***** Data for the task

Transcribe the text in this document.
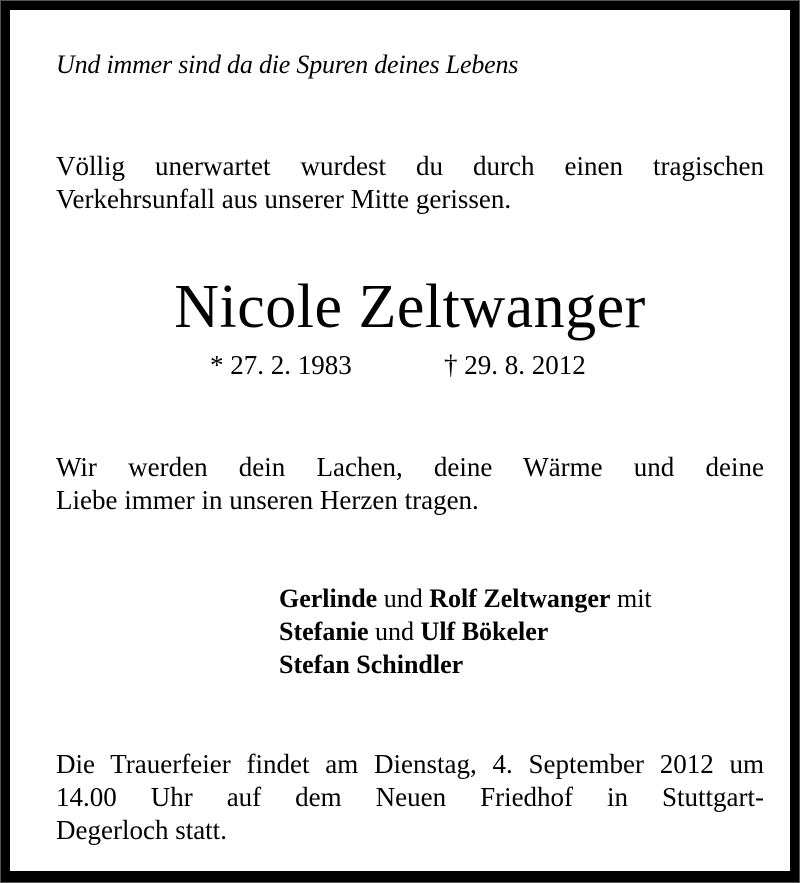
Und immer sind da die Spuren deines Lebens
Völlig unerwartet wurdest du durch einen tragischen
Verkehrsunfall aus unserer Mitte gerissen.
Nicole Zeltwanger
* 27. 2. 1983	† 29. 8. 2012
Wir werden dein Lachen, deine Wärme und deine
Liebe immer in unseren Herzen tragen.
Gerlinde und Rolf Zeltwanger mit
Stefanie und Ulf Bökeler
Stefan Schindler
Die Trauerfeier findet am Dienstag, 4. September 2012 um
14.00 Uhr auf dem Neuen Friedhof in Stuttgart-
Degerloch statt.
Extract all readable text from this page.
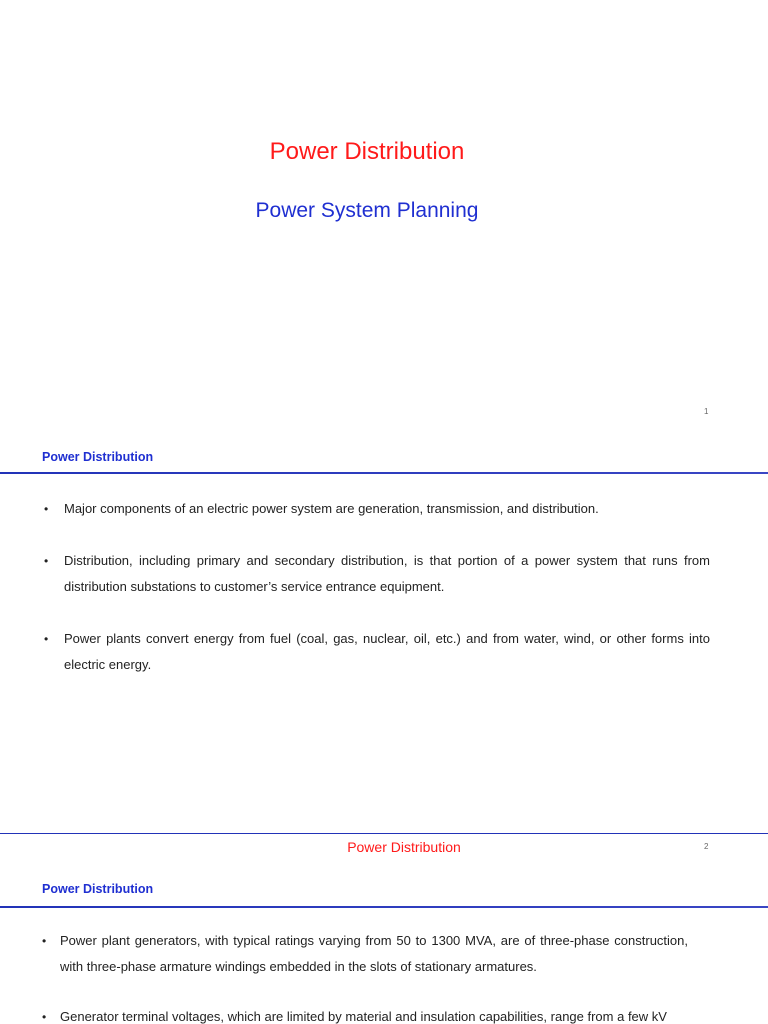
Power Distribution
Power System Planning
1
Power Distribution
• Major components of an electric power system are generation, transmission, and distribution.
• Distribution, including primary and secondary distribution, is that portion of a power system that runs from distribution substations to customer’s service entrance equipment.
• Power plants convert energy from fuel (coal, gas, nuclear, oil, etc.) and from water, wind, or other forms into electric energy.
Power Distribution	2
Power Distribution
• Power plant generators, with typical ratings varying from 50 to 1300 MVA, are of three-phase construction, with three-phase armature windings embedded in the slots of stationary armatures.
• Generator terminal voltages, which are limited by material and insulation capabilities, range from a few kV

**********

* [Set exercise]
Restate the whole listing above exactly, except for its images.

* [Worked answer]
Transcribe the text in this document.
Und immer sind da die Spuren deines Lebens
Völlig unerwartet wurdest du durch einen tragischen
Verkehrsunfall aus unserer Mitte gerissen.
Nicole Zeltwanger
* 27. 2. 1983	† 29. 8. 2012
Wir werden dein Lachen, deine Wärme und deine
Liebe immer in unseren Herzen tragen.
Gerlinde und Rolf Zeltwanger mit
Stefanie und Ulf Bökeler
Stefan Schindler
Die Trauerfeier findet am Dienstag, 4. September 2012 um
14.00 Uhr auf dem Neuen Friedhof in Stuttgart-
Degerloch statt.
Extract all readable text from this page.
Power Distribution
Power System Planning
1
Power Distribution
• Major components of an electric power system are generation, transmission, and distribution.
• Distribution, including primary and secondary distribution, is that portion of a power system that runs from distribution substations to customer’s service entrance equipment.
• Power plants convert energy from fuel (coal, gas, nuclear, oil, etc.) and from water, wind, or other forms into electric energy.
Power Distribution	2
Power Distribution
• Power plant generators, with typical ratings varying from 50 to 1300 MVA, are of three-phase construction, with three-phase armature windings embedded in the slots of stationary armatures.
• Generator terminal voltages, which are limited by material and insulation capabilities, range from a few kV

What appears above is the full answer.